OBJECTIVE - Count lines with the string "Decke" in them. State the number alone.

INFORMATION PROVIDED -
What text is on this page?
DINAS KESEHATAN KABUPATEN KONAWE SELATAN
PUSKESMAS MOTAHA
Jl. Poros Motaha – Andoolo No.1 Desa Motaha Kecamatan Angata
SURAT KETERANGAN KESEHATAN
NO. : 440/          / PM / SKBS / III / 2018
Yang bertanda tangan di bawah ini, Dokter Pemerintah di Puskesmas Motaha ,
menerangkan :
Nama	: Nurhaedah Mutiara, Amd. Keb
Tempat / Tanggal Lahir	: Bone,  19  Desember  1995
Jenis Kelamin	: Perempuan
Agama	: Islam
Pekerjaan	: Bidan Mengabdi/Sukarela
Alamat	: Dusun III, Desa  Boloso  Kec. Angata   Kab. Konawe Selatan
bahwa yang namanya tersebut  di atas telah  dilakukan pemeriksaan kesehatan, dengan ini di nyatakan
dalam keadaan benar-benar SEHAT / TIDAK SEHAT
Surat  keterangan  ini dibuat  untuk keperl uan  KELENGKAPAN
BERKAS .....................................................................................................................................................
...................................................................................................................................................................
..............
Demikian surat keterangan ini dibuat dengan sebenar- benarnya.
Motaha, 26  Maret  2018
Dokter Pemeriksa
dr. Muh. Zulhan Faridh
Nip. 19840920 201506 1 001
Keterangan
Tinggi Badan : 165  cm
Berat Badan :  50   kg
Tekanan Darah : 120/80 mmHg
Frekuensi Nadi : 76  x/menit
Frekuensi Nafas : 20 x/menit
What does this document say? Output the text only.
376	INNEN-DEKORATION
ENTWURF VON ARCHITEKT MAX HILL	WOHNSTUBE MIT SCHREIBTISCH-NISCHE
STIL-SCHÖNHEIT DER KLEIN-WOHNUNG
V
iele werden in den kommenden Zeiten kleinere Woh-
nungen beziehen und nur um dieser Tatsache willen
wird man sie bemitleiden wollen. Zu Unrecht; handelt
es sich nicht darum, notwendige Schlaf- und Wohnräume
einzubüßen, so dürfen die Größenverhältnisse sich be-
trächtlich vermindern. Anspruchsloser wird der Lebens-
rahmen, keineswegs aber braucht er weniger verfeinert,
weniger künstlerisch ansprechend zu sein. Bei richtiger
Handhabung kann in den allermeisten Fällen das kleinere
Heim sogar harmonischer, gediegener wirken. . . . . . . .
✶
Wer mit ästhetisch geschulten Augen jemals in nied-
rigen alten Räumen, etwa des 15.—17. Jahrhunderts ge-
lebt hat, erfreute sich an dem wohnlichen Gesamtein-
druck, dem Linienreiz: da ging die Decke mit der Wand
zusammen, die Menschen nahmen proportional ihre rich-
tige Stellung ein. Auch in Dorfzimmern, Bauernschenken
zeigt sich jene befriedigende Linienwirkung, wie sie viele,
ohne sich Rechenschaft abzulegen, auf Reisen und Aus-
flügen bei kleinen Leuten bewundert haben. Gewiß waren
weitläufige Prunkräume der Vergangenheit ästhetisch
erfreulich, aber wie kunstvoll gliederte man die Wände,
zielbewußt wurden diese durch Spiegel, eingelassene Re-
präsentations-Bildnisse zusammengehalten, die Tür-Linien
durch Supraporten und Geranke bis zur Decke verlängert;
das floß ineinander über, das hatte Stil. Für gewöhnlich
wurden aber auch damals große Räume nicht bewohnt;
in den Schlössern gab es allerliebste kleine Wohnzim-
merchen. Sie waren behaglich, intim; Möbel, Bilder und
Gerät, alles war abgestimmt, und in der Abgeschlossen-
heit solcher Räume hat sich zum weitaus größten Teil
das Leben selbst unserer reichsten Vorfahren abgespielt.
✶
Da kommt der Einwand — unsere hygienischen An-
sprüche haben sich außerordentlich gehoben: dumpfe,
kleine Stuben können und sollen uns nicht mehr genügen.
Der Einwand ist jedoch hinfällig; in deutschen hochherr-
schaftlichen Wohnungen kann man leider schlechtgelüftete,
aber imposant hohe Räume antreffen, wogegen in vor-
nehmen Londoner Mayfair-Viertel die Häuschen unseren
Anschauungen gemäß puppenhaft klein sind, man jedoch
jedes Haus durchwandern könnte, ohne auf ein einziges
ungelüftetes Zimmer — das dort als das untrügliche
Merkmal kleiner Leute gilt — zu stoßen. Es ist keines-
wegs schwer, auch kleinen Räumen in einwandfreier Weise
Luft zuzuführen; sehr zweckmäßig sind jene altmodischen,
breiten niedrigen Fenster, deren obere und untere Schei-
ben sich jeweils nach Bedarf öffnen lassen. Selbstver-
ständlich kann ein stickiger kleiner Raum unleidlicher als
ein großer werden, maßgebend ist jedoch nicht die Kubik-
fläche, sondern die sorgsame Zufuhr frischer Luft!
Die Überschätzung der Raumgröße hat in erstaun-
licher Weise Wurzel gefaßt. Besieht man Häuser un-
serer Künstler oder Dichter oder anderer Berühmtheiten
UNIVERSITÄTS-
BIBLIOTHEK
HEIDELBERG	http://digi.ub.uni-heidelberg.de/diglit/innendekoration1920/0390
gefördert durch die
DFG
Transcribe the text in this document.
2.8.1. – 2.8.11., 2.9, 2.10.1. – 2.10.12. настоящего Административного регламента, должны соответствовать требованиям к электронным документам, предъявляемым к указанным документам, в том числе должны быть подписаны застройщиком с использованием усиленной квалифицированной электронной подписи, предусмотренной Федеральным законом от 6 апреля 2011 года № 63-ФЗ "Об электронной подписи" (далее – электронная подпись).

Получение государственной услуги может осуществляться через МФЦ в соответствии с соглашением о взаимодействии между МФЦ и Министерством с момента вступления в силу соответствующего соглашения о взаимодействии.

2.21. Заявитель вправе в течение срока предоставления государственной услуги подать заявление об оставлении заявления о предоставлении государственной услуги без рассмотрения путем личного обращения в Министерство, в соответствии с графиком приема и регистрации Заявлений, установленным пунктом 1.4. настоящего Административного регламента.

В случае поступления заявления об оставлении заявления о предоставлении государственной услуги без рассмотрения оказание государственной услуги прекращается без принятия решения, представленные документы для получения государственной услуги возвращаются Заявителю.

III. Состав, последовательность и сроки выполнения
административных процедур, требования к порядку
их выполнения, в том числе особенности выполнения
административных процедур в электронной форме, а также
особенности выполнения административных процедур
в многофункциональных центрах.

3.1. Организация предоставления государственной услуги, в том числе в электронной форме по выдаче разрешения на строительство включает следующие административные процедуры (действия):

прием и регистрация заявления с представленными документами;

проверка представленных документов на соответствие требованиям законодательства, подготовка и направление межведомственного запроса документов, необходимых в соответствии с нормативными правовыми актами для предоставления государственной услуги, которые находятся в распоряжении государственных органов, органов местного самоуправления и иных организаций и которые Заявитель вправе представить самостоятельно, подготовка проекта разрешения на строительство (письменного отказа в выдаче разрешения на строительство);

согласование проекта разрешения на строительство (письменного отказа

ANSWER TO THE PROBLEM - 2